TASK TO COMPLETE:
Set down exactly the lines from the one containing "Output a JSON" through the end of the records below, both included, and nothing else.

INFORMATION SUPPLIED:
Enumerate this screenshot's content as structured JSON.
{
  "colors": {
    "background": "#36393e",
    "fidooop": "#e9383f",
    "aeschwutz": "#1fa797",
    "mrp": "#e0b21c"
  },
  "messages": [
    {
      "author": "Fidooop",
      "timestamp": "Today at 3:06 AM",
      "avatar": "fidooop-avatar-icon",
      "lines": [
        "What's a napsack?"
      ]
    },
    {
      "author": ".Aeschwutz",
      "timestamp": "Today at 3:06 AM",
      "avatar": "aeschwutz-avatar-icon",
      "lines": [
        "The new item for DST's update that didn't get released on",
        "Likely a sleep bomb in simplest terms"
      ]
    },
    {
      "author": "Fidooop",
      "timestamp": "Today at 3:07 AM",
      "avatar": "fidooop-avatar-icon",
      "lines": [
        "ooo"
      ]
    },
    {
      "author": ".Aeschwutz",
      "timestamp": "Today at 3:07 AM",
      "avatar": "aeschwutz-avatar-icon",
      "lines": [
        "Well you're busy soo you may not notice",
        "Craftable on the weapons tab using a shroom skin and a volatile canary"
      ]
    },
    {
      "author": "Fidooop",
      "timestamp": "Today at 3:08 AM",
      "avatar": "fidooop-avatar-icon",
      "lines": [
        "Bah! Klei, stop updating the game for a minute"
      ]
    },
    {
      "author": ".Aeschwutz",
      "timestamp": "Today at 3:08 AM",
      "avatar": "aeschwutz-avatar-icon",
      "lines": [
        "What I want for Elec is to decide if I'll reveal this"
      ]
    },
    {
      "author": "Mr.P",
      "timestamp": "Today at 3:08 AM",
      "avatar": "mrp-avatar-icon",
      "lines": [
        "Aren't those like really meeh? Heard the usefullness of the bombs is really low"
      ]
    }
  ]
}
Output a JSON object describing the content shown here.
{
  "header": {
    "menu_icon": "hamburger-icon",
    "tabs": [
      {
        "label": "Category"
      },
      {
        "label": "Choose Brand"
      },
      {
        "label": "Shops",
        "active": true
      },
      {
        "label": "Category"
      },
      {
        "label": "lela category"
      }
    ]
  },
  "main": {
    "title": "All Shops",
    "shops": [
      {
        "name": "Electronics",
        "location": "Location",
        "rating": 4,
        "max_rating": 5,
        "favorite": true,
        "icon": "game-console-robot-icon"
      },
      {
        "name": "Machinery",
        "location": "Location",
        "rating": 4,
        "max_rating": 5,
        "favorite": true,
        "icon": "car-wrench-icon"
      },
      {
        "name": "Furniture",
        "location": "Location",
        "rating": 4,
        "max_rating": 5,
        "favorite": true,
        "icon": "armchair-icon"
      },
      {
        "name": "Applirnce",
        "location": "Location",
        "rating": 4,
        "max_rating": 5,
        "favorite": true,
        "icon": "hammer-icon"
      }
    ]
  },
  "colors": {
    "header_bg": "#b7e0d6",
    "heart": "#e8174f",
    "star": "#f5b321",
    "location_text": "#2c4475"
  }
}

ANSWER FOR THIS EXERCISE:
Output a JSON object describing the content shown here.
{
  "header": {
    "menu_icon": "hamburger-icon",
    "tabs": [
      {
        "label": "Category"
      },
      {
        "label": "Choose Brand"
      },
      {
        "label": "Shops",
        "active": true
      },
      {
        "label": "Category"
      },
      {
        "label": "lela category"
      }
    ]
  },
  "main": {
    "title": "All Shops",
    "shops": [
      {
        "name": "Electronics",
        "location": "Location",
        "rating": 4,
        "max_rating": 5,
        "favorite": true,
        "icon": "game-console-robot-icon"
      },
      {
        "name": "Machinery",
        "location": "Location",
        "rating": 4,
        "max_rating": 5,
        "favorite": true,
        "icon": "car-wrench-icon"
      },
      {
        "name": "Furniture",
        "location": "Location",
        "rating": 4,
        "max_rating": 5,
        "favorite": true,
        "icon": "armchair-icon"
      },
      {
        "name": "Applirnce",
        "location": "Location",
        "rating": 4,
        "max_rating": 5,
        "favorite": true,
        "icon": "hammer-icon"
      }
    ]
  },
  "colors": {
    "header_bg": "#b7e0d6",
    "heart": "#e8174f",
    "star": "#f5b321",
    "location_text": "#2c4475"
  }
}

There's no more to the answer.